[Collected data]
##############################

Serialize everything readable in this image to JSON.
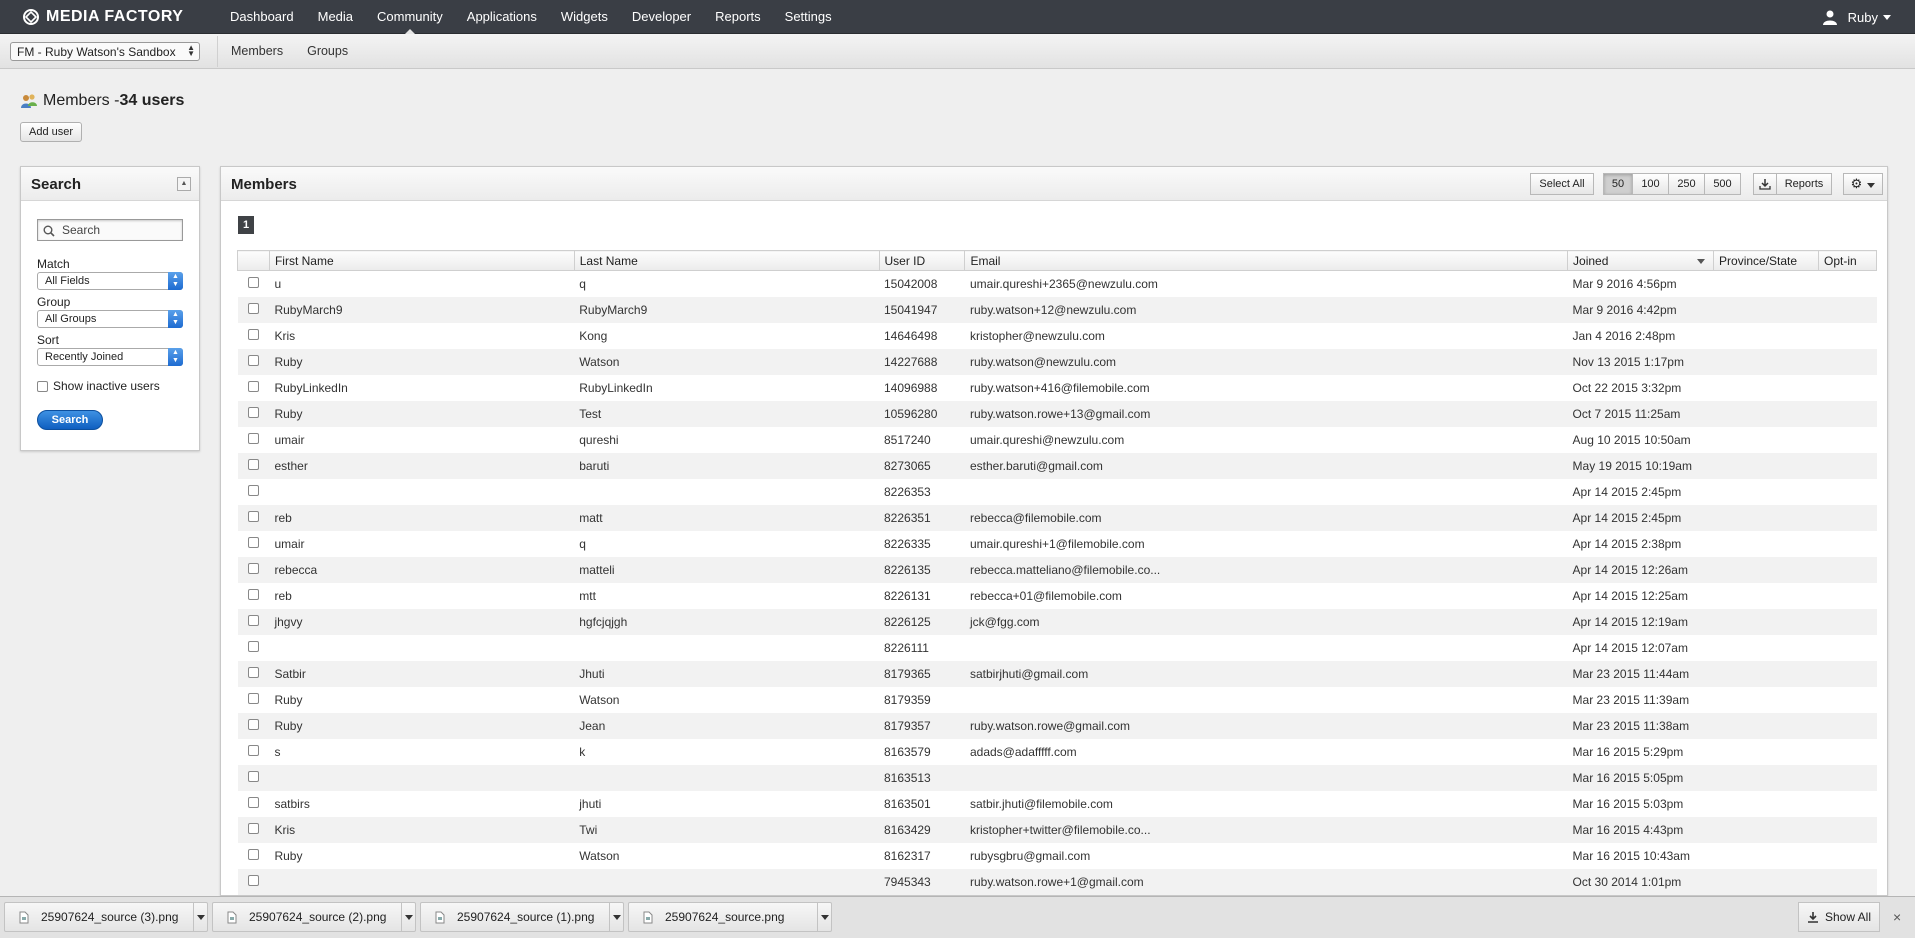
{
  "app": {
    "brand": "MEDIA FACTORY",
    "nav": [
      "Dashboard",
      "Media",
      "Community",
      "Applications",
      "Widgets",
      "Developer",
      "Reports",
      "Settings"
    ],
    "active_nav": "Community",
    "user": "Ruby"
  },
  "subnav": {
    "site": "FM - Ruby Watson's Sandbox",
    "items": [
      "Members",
      "Groups"
    ]
  },
  "header": {
    "title": "Members - ",
    "count": "34 users",
    "add_user": "Add user"
  },
  "search": {
    "title": "Search",
    "placeholder": "Search",
    "match_label": "Match",
    "match_value": "All Fields",
    "group_label": "Group",
    "group_value": "All Groups",
    "sort_label": "Sort",
    "sort_value": "Recently Joined",
    "inactive_label": "Show inactive users",
    "button": "Search"
  },
  "members": {
    "title": "Members",
    "select_all": "Select All",
    "page_sizes": [
      "50",
      "100",
      "250",
      "500"
    ],
    "active_page_size": "50",
    "reports": "Reports",
    "page": "1",
    "columns": [
      "First Name",
      "Last Name",
      "User ID",
      "Email",
      "Joined",
      "Province/State",
      "Opt-in"
    ],
    "sorted_column": "Joined",
    "rows": [
      [
        "u",
        "q",
        "15042008",
        "umair.qureshi+2365@newzulu.com",
        "Mar 9 2016 4:56pm"
      ],
      [
        "RubyMarch9",
        "RubyMarch9",
        "15041947",
        "ruby.watson+12@newzulu.com",
        "Mar 9 2016 4:42pm"
      ],
      [
        "Kris",
        "Kong",
        "14646498",
        "kristopher@newzulu.com",
        "Jan 4 2016 2:48pm"
      ],
      [
        "Ruby",
        "Watson",
        "14227688",
        "ruby.watson@newzulu.com",
        "Nov 13 2015 1:17pm"
      ],
      [
        "RubyLinkedIn",
        "RubyLinkedIn",
        "14096988",
        "ruby.watson+416@filemobile.com",
        "Oct 22 2015 3:32pm"
      ],
      [
        "Ruby",
        "Test",
        "10596280",
        "ruby.watson.rowe+13@gmail.com",
        "Oct 7 2015 11:25am"
      ],
      [
        "umair",
        "qureshi",
        "8517240",
        "umair.qureshi@newzulu.com",
        "Aug 10 2015 10:50am"
      ],
      [
        "esther",
        "baruti",
        "8273065",
        "esther.baruti@gmail.com",
        "May 19 2015 10:19am"
      ],
      [
        "",
        "",
        "8226353",
        "",
        "Apr 14 2015 2:45pm"
      ],
      [
        "reb",
        "matt",
        "8226351",
        "rebecca@filemobile.com",
        "Apr 14 2015 2:45pm"
      ],
      [
        "umair",
        "q",
        "8226335",
        "umair.qureshi+1@filemobile.com",
        "Apr 14 2015 2:38pm"
      ],
      [
        "rebecca",
        "matteli",
        "8226135",
        "rebecca.matteliano@filemobile.co...",
        "Apr 14 2015 12:26am"
      ],
      [
        "reb",
        "mtt",
        "8226131",
        "rebecca+01@filemobile.com",
        "Apr 14 2015 12:25am"
      ],
      [
        "jhgvy",
        "hgfcjqjgh",
        "8226125",
        "jck@fgg.com",
        "Apr 14 2015 12:19am"
      ],
      [
        "",
        "",
        "8226111",
        "",
        "Apr 14 2015 12:07am"
      ],
      [
        "Satbir",
        "Jhuti",
        "8179365",
        "satbirjhuti@gmail.com",
        "Mar 23 2015 11:44am"
      ],
      [
        "Ruby",
        "Watson",
        "8179359",
        "",
        "Mar 23 2015 11:39am"
      ],
      [
        "Ruby",
        "Jean",
        "8179357",
        "ruby.watson.rowe@gmail.com",
        "Mar 23 2015 11:38am"
      ],
      [
        "s",
        "k",
        "8163579",
        "adads@adafffff.com",
        "Mar 16 2015 5:29pm"
      ],
      [
        "",
        "",
        "8163513",
        "",
        "Mar 16 2015 5:05pm"
      ],
      [
        "satbirs",
        "jhuti",
        "8163501",
        "satbir.jhuti@filemobile.com",
        "Mar 16 2015 5:03pm"
      ],
      [
        "Kris",
        "Twi",
        "8163429",
        "kristopher+twitter@filemobile.co...",
        "Mar 16 2015 4:43pm"
      ],
      [
        "Ruby",
        "Watson",
        "8162317",
        "rubysgbru@gmail.com",
        "Mar 16 2015 10:43am"
      ],
      [
        "",
        "",
        "7945343",
        "ruby.watson.rowe+1@gmail.com",
        "Oct 30 2014 1:01pm"
      ]
    ]
  },
  "downloads": {
    "files": [
      "25907624_source (3).png",
      "25907624_source (2).png",
      "25907624_source (1).png",
      "25907624_source.png"
    ],
    "show_all": "Show All",
    "close": "×"
  }
}
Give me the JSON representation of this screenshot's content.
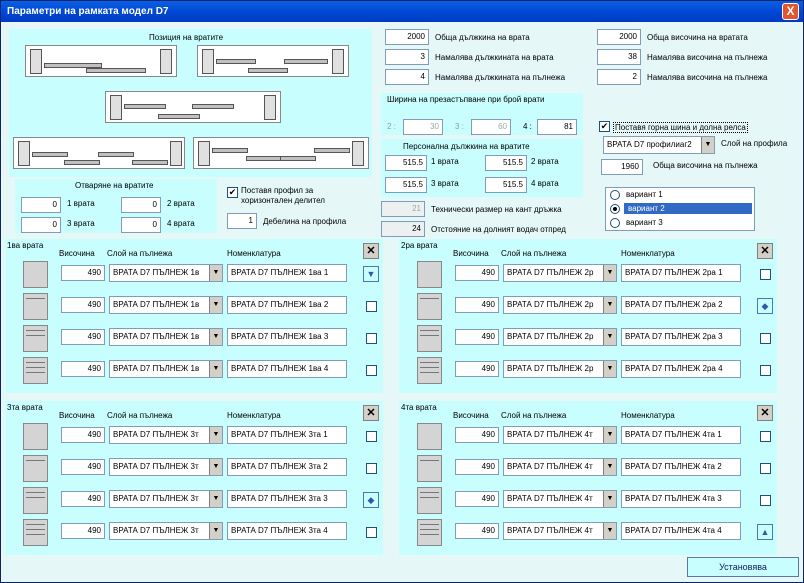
{
  "window": {
    "title": "Параметри на рамката модел D7",
    "close": "X"
  },
  "positions": {
    "title": "Позиция на вратите"
  },
  "door_totals": {
    "total_length_label": "Обща дължкина на врата",
    "total_length": "2000",
    "reduce_length_label": "Намалява дължкината на врата",
    "reduce_length": "3",
    "reduce_fill_label": "Намалява дължкината на пълнежа",
    "reduce_fill": "4",
    "total_height_label": "Обща височина на вратата",
    "total_height": "2000",
    "reduce_height_label": "Намалява височина на пълнежа",
    "reduce_height": "38",
    "reduce_fill_height_label": "Намалява височина на пълнежа",
    "reduce_fill_height": "2"
  },
  "overlap": {
    "title": "Ширина на презастъпване при брой врати",
    "l2": "2 :",
    "v2": "30",
    "l3": "3 :",
    "v3": "60",
    "l4": "4 :",
    "v4": "81"
  },
  "rail": {
    "label": "Поставя горна шина и долна релса",
    "checked": "✔",
    "profile": "ВРАТА D7 профилиаг2",
    "profile_label": "Слой на профила",
    "fill_height": "1960",
    "fill_height_label": "Обща височина на пълнежа"
  },
  "personal": {
    "title": "Персонална дължкина на вратите",
    "d1": "515.5",
    "d1_label": "1 врата",
    "d2": "515.5",
    "d2_label": "2 врата",
    "d3": "515.5",
    "d3_label": "3 врата",
    "d4": "515.5",
    "d4_label": "4 врата"
  },
  "technical": {
    "handle_val": "21",
    "handle_label": "Технически размер на кант дръжка",
    "dist_val": "24",
    "dist_label": "Отстояние на долният водач отпред"
  },
  "variants": {
    "v1": "вариант 1",
    "v2": "вариант 2",
    "v3": "вариант 3"
  },
  "opening": {
    "title": "Отваряне на вратите",
    "d1": "0",
    "d1_label": "1 врата",
    "d2": "0",
    "d2_label": "2 врата",
    "d3": "0",
    "d3_label": "3 врата",
    "d4": "0",
    "d4_label": "4 врата"
  },
  "divider": {
    "label": "Поставя профил за хоризонтален делител",
    "checked": "✔",
    "thickness": "1",
    "thickness_label": "Дебелина на профила"
  },
  "headers": {
    "height": "Височина",
    "layer": "Слой на пълнежа",
    "nomen": "Номенклатура"
  },
  "doors": [
    {
      "title": "1ва врата",
      "rows": [
        {
          "h": "490",
          "layer": "ВРАТА D7 ПЪЛНЕЖ 1в",
          "nom": "ВРАТА D7 ПЪЛНЕЖ 1ва 1"
        },
        {
          "h": "490",
          "layer": "ВРАТА D7 ПЪЛНЕЖ 1в",
          "nom": "ВРАТА D7 ПЪЛНЕЖ 1ва 2"
        },
        {
          "h": "490",
          "layer": "ВРАТА D7 ПЪЛНЕЖ 1в",
          "nom": "ВРАТА D7 ПЪЛНЕЖ 1ва 3"
        },
        {
          "h": "490",
          "layer": "ВРАТА D7 ПЪЛНЕЖ 1в",
          "nom": "ВРАТА D7 ПЪЛНЕЖ 1ва 4"
        }
      ]
    },
    {
      "title": "2ра врата",
      "rows": [
        {
          "h": "490",
          "layer": "ВРАТА D7 ПЪЛНЕЖ 2р",
          "nom": "ВРАТА D7 ПЪЛНЕЖ 2ра 1"
        },
        {
          "h": "490",
          "layer": "ВРАТА D7 ПЪЛНЕЖ 2р",
          "nom": "ВРАТА D7 ПЪЛНЕЖ 2ра 2"
        },
        {
          "h": "490",
          "layer": "ВРАТА D7 ПЪЛНЕЖ 2р",
          "nom": "ВРАТА D7 ПЪЛНЕЖ 2ра 3"
        },
        {
          "h": "490",
          "layer": "ВРАТА D7 ПЪЛНЕЖ 2р",
          "nom": "ВРАТА D7 ПЪЛНЕЖ 2ра 4"
        }
      ]
    },
    {
      "title": "3та врата",
      "rows": [
        {
          "h": "490",
          "layer": "ВРАТА D7 ПЪЛНЕЖ 3т",
          "nom": "ВРАТА D7 ПЪЛНЕЖ 3та 1"
        },
        {
          "h": "490",
          "layer": "ВРАТА D7 ПЪЛНЕЖ 3т",
          "nom": "ВРАТА D7 ПЪЛНЕЖ 3та 2"
        },
        {
          "h": "490",
          "layer": "ВРАТА D7 ПЪЛНЕЖ 3т",
          "nom": "ВРАТА D7 ПЪЛНЕЖ 3та 3"
        },
        {
          "h": "490",
          "layer": "ВРАТА D7 ПЪЛНЕЖ 3т",
          "nom": "ВРАТА D7 ПЪЛНЕЖ 3та 4"
        }
      ]
    },
    {
      "title": "4та врата",
      "rows": [
        {
          "h": "490",
          "layer": "ВРАТА D7 ПЪЛНЕЖ 4т",
          "nom": "ВРАТА D7 ПЪЛНЕЖ 4та 1"
        },
        {
          "h": "490",
          "layer": "ВРАТА D7 ПЪЛНЕЖ 4т",
          "nom": "ВРАТА D7 ПЪЛНЕЖ 4та 2"
        },
        {
          "h": "490",
          "layer": "ВРАТА D7 ПЪЛНЕЖ 4т",
          "nom": "ВРАТА D7 ПЪЛНЕЖ 4та 3"
        },
        {
          "h": "490",
          "layer": "ВРАТА D7 ПЪЛНЕЖ 4т",
          "nom": "ВРАТА D7 ПЪЛНЕЖ 4та 4"
        }
      ]
    }
  ],
  "set_button": "Установява"
}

##############################

Task requirements -
Answer only with how many lines in the records include "umair".

The completed task -
5